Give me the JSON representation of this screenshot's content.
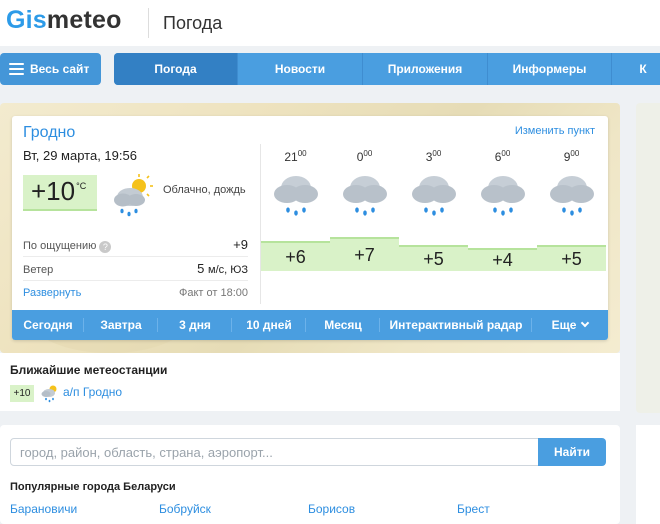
{
  "header": {
    "logo_accent": "Gis",
    "logo_rest": "meteo",
    "title": "Погода"
  },
  "nav": {
    "all_site": "Весь сайт",
    "items": [
      {
        "label": "Погода",
        "active": true
      },
      {
        "label": "Новости"
      },
      {
        "label": "Приложения"
      },
      {
        "label": "Информеры"
      },
      {
        "label": "К"
      }
    ]
  },
  "weather": {
    "city": "Гродно",
    "change_point": "Изменить пункт",
    "datetime": "Вт, 29 марта, 19:56",
    "now_temp": "+10",
    "unit": "°C",
    "description": "Облачно, дождь",
    "feels_label": "По ощущению",
    "feels_value": "+9",
    "wind_label": "Ветер",
    "wind_value": "5",
    "wind_unit": "м/с, ЮЗ",
    "expand": "Развернуть",
    "fact": "Факт от 18:00",
    "hours": [
      {
        "hour": "21",
        "min": "00",
        "temp": "+6",
        "icon": "cloud-rain-icon"
      },
      {
        "hour": "0",
        "min": "00",
        "temp": "+7",
        "icon": "cloud-rain-icon"
      },
      {
        "hour": "3",
        "min": "00",
        "temp": "+5",
        "icon": "cloud-rain-icon"
      },
      {
        "hour": "6",
        "min": "00",
        "temp": "+4",
        "icon": "cloud-rain-icon"
      },
      {
        "hour": "9",
        "min": "00",
        "temp": "+5",
        "icon": "cloud-rain-icon"
      }
    ],
    "tabs": [
      "Сегодня",
      "Завтра",
      "3 дня",
      "10 дней",
      "Месяц",
      "Интерактивный радар",
      "Еще"
    ]
  },
  "stations": {
    "title": "Ближайшие метеостанции",
    "items": [
      {
        "temp": "+10",
        "name": "а/п Гродно",
        "icon": "cloud-rain-sun-icon"
      }
    ]
  },
  "search": {
    "placeholder": "город, район, область, страна, аэропорт...",
    "button": "Найти"
  },
  "popular": {
    "title": "Популярные города Беларуси",
    "cities": [
      "Барановичи",
      "Бобруйск",
      "Борисов",
      "Брест"
    ]
  },
  "colors": {
    "accent": "#4a9ee0",
    "link": "#2d8ee0",
    "temp_bg": "#d9f2c8"
  }
}
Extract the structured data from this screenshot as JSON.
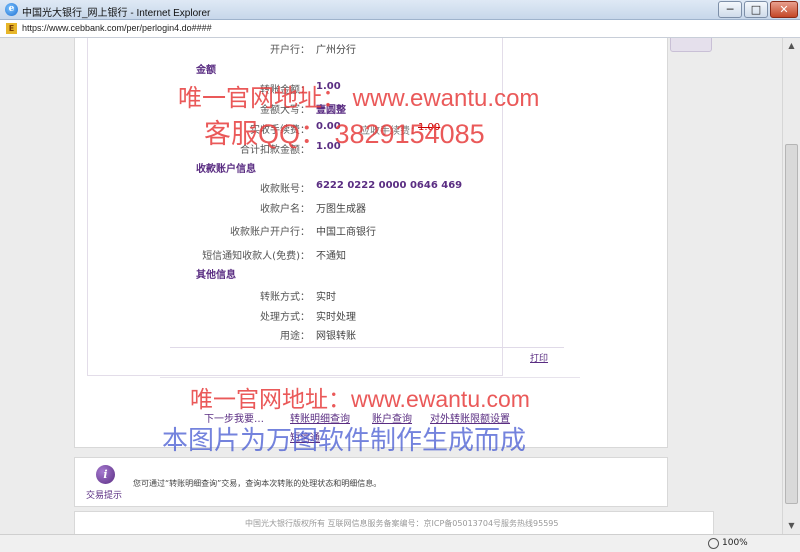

##########

Retype the entries word for word. Omit any images.

> TASK RESPONSE:
Give me the JSON representation of this screenshot's content.
{
  "header": {
    "logo_accent": "Gis",
    "logo_rest": "meteo",
    "title": "Погода"
  },
  "nav": {
    "all_site": "Весь сайт",
    "items": [
      {
        "label": "Погода",
        "active": true
      },
      {
        "label": "Новости"
      },
      {
        "label": "Приложения"
      },
      {
        "label": "Информеры"
      },
      {
        "label": "К"
      }
    ]
  },
  "weather": {
    "city": "Гродно",
    "change_point": "Изменить пункт",
    "datetime": "Вт, 29 марта, 19:56",
    "now_temp": "+10",
    "unit": "°C",
    "description": "Облачно, дождь",
    "feels_label": "По ощущению",
    "feels_value": "+9",
    "wind_label": "Ветер",
    "wind_value": "5",
    "wind_unit": "м/с, ЮЗ",
    "expand": "Развернуть",
    "fact": "Факт от 18:00",
    "hours": [
      {
        "hour": "21",
        "min": "00",
        "temp": "+6",
        "icon": "cloud-rain-icon"
      },
      {
        "hour": "0",
        "min": "00",
        "temp": "+7",
        "icon": "cloud-rain-icon"
      },
      {
        "hour": "3",
        "min": "00",
        "temp": "+5",
        "icon": "cloud-rain-icon"
      },
      {
        "hour": "6",
        "min": "00",
        "temp": "+4",
        "icon": "cloud-rain-icon"
      },
      {
        "hour": "9",
        "min": "00",
        "temp": "+5",
        "icon": "cloud-rain-icon"
      }
    ],
    "tabs": [
      "Сегодня",
      "Завтра",
      "3 дня",
      "10 дней",
      "Месяц",
      "Интерактивный радар",
      "Еще"
    ]
  },
  "stations": {
    "title": "Ближайшие метеостанции",
    "items": [
      {
        "temp": "+10",
        "name": "а/п Гродно",
        "icon": "cloud-rain-sun-icon"
      }
    ]
  },
  "search": {
    "placeholder": "город, район, область, страна, аэропорт...",
    "button": "Найти"
  },
  "popular": {
    "title": "Популярные города Беларуси",
    "cities": [
      "Барановичи",
      "Бобруйск",
      "Борисов",
      "Брест"
    ]
  },
  "colors": {
    "accent": "#4a9ee0",
    "link": "#2d8ee0",
    "temp_bg": "#d9f2c8"
  }
}
Extract the structured data from this screenshot as JSON.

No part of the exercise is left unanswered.